**WHAT IS NEEDED:**
The records below are to be repeated in full, exactly as they are.

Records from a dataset
>> START

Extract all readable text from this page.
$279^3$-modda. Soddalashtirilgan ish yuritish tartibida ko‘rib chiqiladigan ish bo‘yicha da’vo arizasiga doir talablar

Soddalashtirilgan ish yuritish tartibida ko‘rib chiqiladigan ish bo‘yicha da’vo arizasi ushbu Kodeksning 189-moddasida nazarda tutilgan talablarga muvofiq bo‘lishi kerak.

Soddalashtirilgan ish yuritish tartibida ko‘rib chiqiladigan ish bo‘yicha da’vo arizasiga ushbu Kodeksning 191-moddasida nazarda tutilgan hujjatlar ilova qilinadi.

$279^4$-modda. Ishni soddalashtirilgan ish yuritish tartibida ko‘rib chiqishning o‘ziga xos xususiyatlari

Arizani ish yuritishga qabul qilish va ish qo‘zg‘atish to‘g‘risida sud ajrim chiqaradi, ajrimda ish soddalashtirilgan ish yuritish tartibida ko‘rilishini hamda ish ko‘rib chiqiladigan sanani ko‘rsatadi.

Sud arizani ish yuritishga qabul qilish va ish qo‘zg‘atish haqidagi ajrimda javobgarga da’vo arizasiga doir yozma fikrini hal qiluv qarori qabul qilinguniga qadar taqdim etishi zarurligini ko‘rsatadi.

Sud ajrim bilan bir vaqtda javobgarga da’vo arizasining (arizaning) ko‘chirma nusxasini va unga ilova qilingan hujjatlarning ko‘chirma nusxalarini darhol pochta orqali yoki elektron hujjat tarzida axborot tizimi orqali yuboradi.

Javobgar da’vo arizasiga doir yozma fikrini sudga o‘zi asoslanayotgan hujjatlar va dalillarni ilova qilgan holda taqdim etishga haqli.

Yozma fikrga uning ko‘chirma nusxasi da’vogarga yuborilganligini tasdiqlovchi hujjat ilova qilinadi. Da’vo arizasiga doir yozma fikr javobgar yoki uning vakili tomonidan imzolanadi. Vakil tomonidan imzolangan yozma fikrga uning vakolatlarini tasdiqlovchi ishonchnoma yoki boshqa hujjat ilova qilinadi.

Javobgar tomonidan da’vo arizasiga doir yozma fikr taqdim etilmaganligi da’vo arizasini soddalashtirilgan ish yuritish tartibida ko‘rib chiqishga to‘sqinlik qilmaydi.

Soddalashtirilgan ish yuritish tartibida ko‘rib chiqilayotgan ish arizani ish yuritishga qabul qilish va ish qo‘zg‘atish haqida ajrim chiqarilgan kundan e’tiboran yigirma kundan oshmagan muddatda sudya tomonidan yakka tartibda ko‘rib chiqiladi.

>> END

**THE RESPONSE:**
Extract all readable text from this page.
$279^3$-modda. Soddalashtirilgan ish yuritish tartibida ko‘rib chiqiladigan ish bo‘yicha da’vo arizasiga doir talablar

Soddalashtirilgan ish yuritish tartibida ko‘rib chiqiladigan ish bo‘yicha da’vo arizasi ushbu Kodeksning 189-moddasida nazarda tutilgan talablarga muvofiq bo‘lishi kerak.

Soddalashtirilgan ish yuritish tartibida ko‘rib chiqiladigan ish bo‘yicha da’vo arizasiga ushbu Kodeksning 191-moddasida nazarda tutilgan hujjatlar ilova qilinadi.

$279^4$-modda. Ishni soddalashtirilgan ish yuritish tartibida ko‘rib chiqishning o‘ziga xos xususiyatlari

Arizani ish yuritishga qabul qilish va ish qo‘zg‘atish to‘g‘risida sud ajrim chiqaradi, ajrimda ish soddalashtirilgan ish yuritish tartibida ko‘rilishini hamda ish ko‘rib chiqiladigan sanani ko‘rsatadi.

Sud arizani ish yuritishga qabul qilish va ish qo‘zg‘atish haqidagi ajrimda javobgarga da’vo arizasiga doir yozma fikrini hal qiluv qarori qabul qilinguniga qadar taqdim etishi zarurligini ko‘rsatadi.

Sud ajrim bilan bir vaqtda javobgarga da’vo arizasining (arizaning) ko‘chirma nusxasini va unga ilova qilingan hujjatlarning ko‘chirma nusxalarini darhol pochta orqali yoki elektron hujjat tarzida axborot tizimi orqali yuboradi.

Javobgar da’vo arizasiga doir yozma fikrini sudga o‘zi asoslanayotgan hujjatlar va dalillarni ilova qilgan holda taqdim etishga haqli.

Yozma fikrga uning ko‘chirma nusxasi da’vogarga yuborilganligini tasdiqlovchi hujjat ilova qilinadi. Da’vo arizasiga doir yozma fikr javobgar yoki uning vakili tomonidan imzolanadi. Vakil tomonidan imzolangan yozma fikrga uning vakolatlarini tasdiqlovchi ishonchnoma yoki boshqa hujjat ilova qilinadi.

Javobgar tomonidan da’vo arizasiga doir yozma fikr taqdim etilmaganligi da’vo arizasini soddalashtirilgan ish yuritish tartibida ko‘rib chiqishga to‘sqinlik qilmaydi.

Soddalashtirilgan ish yuritish tartibida ko‘rib chiqilayotgan ish arizani ish yuritishga qabul qilish va ish qo‘zg‘atish haqida ajrim chiqarilgan kundan e’tiboran yigirma kundan oshmagan muddatda sudya tomonidan yakka tartibda ko‘rib chiqiladi.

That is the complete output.